• Short problem: Please show every line of the entries below that contains the string "sunlight", treating uppercase and lowercase as different.

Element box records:
====

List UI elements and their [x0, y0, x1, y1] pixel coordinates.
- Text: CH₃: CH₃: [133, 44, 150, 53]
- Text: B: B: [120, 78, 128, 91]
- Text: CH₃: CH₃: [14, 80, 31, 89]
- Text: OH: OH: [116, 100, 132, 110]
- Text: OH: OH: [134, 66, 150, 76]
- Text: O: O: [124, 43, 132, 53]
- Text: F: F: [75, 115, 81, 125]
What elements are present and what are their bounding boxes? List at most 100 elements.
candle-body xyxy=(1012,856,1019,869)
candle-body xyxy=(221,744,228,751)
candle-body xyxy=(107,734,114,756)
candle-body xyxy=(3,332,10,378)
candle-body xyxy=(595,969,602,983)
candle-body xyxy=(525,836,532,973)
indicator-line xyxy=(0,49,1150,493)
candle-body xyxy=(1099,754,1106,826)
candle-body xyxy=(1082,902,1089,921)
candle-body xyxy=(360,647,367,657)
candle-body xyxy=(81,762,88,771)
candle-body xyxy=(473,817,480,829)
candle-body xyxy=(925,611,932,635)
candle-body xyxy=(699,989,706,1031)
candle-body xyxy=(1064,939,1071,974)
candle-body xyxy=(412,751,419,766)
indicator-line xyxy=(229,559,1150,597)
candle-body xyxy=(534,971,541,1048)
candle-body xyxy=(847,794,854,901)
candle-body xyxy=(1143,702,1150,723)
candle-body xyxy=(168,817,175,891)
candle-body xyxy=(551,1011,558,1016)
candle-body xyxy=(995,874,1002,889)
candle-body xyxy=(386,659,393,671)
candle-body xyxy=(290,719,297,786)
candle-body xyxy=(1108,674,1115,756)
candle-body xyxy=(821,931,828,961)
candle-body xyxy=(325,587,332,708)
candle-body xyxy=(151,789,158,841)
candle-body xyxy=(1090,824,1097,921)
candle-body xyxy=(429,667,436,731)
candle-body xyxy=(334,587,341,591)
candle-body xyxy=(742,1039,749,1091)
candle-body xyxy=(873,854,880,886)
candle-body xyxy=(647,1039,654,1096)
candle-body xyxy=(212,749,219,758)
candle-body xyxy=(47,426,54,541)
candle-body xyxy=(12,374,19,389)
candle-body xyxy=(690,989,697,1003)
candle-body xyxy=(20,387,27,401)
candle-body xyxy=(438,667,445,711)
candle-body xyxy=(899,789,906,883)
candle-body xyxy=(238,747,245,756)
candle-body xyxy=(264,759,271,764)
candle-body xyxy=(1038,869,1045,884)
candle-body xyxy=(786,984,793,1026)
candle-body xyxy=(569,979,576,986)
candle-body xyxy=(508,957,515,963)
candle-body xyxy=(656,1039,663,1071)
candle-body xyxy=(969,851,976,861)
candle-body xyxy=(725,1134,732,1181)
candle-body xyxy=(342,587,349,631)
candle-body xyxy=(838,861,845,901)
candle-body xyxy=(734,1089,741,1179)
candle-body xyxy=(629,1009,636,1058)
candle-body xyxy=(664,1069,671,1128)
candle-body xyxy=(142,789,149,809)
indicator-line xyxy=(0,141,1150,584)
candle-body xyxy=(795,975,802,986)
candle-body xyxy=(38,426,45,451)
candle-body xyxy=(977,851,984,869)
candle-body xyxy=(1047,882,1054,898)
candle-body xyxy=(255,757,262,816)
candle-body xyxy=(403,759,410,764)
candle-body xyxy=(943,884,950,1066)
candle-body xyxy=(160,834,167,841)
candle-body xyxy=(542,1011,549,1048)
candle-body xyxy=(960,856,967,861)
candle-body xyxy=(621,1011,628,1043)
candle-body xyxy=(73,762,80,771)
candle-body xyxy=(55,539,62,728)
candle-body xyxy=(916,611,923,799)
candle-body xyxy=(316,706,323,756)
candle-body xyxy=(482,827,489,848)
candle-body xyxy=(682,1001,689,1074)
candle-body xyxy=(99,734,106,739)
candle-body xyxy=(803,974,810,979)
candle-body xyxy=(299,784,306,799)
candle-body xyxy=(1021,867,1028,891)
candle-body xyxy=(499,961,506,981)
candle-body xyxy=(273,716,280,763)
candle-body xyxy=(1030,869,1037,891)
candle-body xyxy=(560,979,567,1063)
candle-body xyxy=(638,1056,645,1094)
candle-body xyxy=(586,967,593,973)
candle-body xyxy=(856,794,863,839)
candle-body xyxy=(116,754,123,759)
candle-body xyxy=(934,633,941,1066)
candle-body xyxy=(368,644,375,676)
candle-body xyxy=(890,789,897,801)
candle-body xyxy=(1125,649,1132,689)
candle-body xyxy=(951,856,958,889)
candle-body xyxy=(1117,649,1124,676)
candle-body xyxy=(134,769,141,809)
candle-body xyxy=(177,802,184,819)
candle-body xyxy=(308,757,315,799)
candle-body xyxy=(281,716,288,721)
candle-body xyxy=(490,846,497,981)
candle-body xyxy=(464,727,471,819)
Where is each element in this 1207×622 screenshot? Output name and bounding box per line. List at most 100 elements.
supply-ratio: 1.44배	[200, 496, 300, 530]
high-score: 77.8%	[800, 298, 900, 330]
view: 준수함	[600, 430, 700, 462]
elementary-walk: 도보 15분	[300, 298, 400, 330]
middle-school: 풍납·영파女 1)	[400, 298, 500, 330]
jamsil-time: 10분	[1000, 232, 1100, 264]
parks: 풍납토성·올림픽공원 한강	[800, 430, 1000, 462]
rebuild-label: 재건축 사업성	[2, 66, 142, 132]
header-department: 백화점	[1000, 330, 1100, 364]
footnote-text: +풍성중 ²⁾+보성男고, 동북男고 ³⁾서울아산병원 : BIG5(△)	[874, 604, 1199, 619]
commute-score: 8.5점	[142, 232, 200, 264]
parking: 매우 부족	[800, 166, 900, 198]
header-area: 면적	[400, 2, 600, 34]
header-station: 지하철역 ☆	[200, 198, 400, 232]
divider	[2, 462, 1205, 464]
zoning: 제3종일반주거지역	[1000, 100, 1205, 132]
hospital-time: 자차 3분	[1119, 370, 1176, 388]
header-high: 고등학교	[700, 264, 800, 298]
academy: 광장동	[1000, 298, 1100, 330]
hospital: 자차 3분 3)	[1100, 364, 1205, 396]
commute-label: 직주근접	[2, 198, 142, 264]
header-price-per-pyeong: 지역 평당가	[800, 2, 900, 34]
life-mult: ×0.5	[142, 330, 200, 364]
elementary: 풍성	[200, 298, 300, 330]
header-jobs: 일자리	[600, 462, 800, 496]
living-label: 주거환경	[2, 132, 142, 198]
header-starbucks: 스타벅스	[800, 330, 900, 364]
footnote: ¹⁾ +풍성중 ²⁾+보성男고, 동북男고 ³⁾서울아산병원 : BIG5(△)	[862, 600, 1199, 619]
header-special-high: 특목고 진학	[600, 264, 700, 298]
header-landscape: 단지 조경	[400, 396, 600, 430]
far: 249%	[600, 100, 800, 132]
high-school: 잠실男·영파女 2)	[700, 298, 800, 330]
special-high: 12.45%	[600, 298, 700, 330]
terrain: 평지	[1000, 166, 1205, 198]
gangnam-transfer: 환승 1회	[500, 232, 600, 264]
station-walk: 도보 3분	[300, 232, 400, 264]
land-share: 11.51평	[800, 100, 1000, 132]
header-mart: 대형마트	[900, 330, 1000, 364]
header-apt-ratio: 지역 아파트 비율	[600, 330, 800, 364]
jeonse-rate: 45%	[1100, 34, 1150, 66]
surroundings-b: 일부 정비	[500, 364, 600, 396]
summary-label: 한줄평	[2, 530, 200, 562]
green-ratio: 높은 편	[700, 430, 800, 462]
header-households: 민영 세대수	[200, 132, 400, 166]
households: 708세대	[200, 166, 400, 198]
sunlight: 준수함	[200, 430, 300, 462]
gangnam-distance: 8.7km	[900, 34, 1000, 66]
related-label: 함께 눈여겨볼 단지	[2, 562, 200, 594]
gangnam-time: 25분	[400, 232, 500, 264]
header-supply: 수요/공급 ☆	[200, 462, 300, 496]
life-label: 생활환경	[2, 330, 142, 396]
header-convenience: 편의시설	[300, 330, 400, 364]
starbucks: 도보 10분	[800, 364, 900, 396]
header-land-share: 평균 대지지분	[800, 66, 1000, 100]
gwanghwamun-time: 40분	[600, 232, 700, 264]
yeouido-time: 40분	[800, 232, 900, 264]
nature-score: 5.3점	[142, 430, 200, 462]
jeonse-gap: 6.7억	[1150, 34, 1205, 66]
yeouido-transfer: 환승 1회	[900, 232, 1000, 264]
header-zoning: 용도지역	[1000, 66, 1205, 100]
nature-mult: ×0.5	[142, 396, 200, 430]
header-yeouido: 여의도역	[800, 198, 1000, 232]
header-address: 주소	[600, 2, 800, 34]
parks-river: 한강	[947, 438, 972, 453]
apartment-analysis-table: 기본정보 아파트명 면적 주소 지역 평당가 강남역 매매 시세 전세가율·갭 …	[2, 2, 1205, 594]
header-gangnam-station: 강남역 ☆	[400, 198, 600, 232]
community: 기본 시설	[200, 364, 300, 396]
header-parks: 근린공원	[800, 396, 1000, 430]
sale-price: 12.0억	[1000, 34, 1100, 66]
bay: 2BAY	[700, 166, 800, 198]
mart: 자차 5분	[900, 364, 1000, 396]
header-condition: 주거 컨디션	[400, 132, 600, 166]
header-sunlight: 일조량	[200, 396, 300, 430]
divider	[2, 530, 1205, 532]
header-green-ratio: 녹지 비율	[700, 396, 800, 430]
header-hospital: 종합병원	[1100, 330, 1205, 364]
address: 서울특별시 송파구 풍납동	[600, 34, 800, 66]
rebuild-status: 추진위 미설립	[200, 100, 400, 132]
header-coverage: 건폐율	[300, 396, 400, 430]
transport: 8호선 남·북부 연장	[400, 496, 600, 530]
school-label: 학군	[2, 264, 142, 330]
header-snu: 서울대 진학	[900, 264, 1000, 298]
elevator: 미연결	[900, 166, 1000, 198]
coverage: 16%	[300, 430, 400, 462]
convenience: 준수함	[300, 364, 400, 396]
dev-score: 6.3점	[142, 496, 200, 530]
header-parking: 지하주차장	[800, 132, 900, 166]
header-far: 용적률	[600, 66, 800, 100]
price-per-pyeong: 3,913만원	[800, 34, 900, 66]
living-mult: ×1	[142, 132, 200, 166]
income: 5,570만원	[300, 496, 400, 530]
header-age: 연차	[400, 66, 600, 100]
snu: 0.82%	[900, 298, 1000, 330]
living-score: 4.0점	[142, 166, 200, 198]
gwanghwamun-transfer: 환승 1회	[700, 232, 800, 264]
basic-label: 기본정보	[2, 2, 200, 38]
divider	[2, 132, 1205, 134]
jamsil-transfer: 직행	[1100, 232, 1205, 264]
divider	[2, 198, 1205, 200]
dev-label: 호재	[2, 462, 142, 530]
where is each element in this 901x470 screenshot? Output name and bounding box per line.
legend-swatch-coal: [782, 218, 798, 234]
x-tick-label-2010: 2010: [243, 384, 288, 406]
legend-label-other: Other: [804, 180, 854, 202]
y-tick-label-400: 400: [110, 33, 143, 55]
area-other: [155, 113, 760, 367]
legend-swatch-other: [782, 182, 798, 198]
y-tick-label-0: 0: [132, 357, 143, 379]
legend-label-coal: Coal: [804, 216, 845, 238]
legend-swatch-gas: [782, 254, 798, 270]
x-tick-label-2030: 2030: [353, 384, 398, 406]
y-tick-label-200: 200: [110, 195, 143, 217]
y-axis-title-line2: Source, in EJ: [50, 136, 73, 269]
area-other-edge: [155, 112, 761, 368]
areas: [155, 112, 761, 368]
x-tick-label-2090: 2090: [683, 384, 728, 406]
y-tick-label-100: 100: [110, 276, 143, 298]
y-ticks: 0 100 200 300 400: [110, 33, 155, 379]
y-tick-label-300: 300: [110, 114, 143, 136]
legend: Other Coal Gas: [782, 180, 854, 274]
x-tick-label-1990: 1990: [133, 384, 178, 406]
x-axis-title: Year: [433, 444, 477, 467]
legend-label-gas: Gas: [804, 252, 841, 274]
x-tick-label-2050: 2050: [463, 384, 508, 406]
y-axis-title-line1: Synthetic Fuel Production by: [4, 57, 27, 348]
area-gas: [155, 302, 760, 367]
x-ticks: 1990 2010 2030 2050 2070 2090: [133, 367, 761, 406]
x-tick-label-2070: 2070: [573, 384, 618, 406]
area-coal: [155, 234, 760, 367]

====

• Answer to this exercise:
sunlight: 준수함	[200, 430, 300, 462]
header-sunlight: 일조량	[200, 396, 300, 430]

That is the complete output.